++++ SUPPLIED RECORDS
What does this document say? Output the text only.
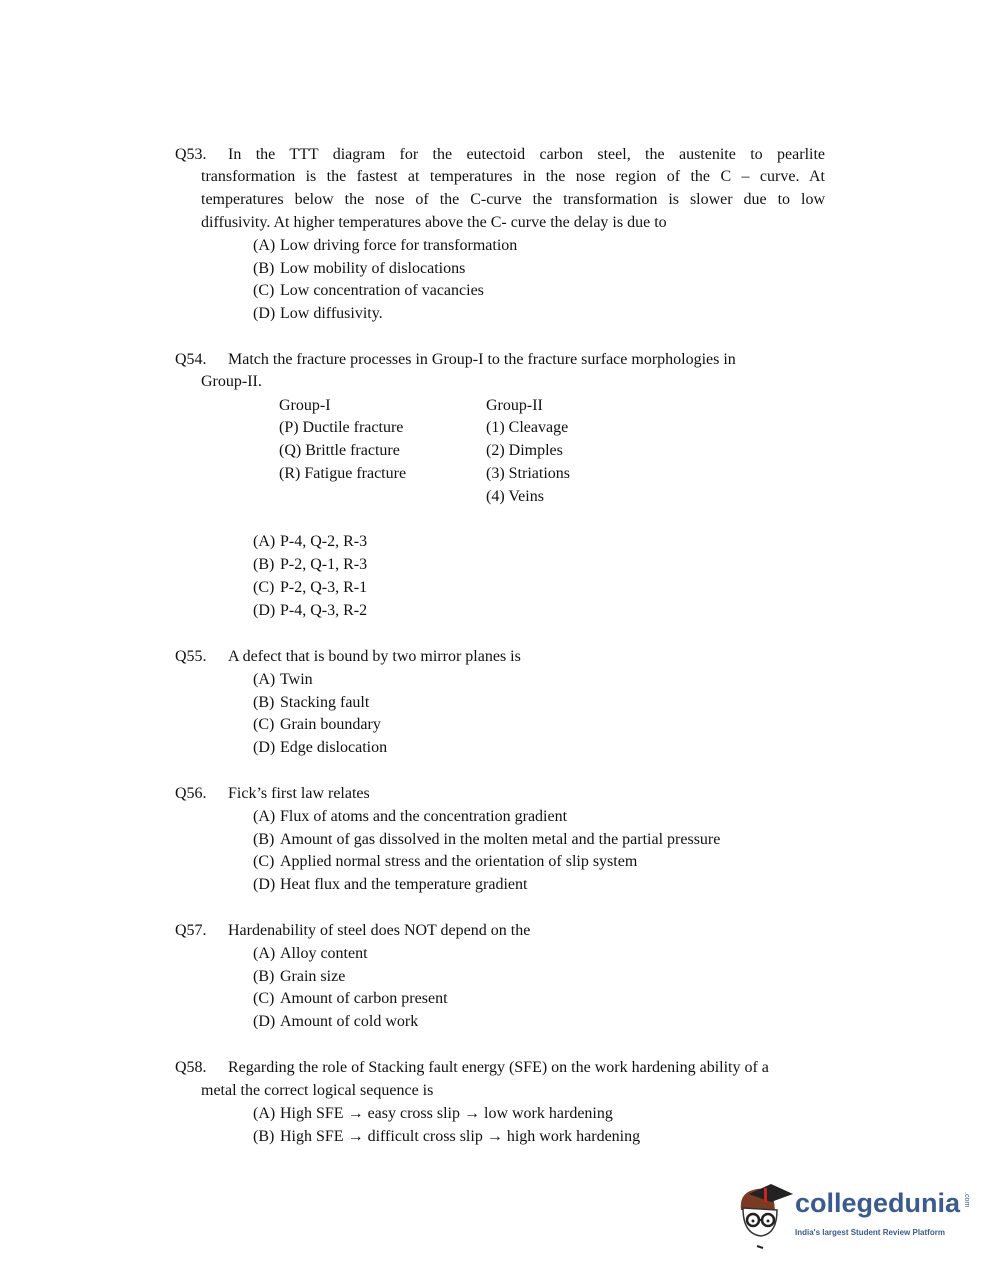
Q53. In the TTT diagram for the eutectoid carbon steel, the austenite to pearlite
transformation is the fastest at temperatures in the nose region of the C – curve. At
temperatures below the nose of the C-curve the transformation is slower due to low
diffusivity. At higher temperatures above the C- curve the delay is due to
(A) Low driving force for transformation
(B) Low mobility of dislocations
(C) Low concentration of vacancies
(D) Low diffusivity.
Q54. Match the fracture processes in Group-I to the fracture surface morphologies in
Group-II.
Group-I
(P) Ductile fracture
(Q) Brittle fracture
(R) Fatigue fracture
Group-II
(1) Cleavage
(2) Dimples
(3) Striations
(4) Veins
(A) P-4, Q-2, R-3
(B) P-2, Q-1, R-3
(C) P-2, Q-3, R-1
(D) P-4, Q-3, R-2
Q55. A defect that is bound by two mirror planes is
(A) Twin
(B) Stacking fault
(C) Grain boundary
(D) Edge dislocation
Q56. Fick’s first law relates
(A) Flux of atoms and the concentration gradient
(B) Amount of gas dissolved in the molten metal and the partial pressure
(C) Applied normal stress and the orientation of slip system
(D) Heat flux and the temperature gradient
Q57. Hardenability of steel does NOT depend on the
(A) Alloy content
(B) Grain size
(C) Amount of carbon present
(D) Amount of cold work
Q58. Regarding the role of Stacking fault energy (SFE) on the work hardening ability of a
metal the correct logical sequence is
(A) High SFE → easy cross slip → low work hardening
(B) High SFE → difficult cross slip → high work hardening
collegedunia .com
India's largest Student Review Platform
++++++++
● TASK DIRECTIONS: In the entries above, how many lines hold the word "Stacking"? State the number and nothing else.

● THE REPLY: 2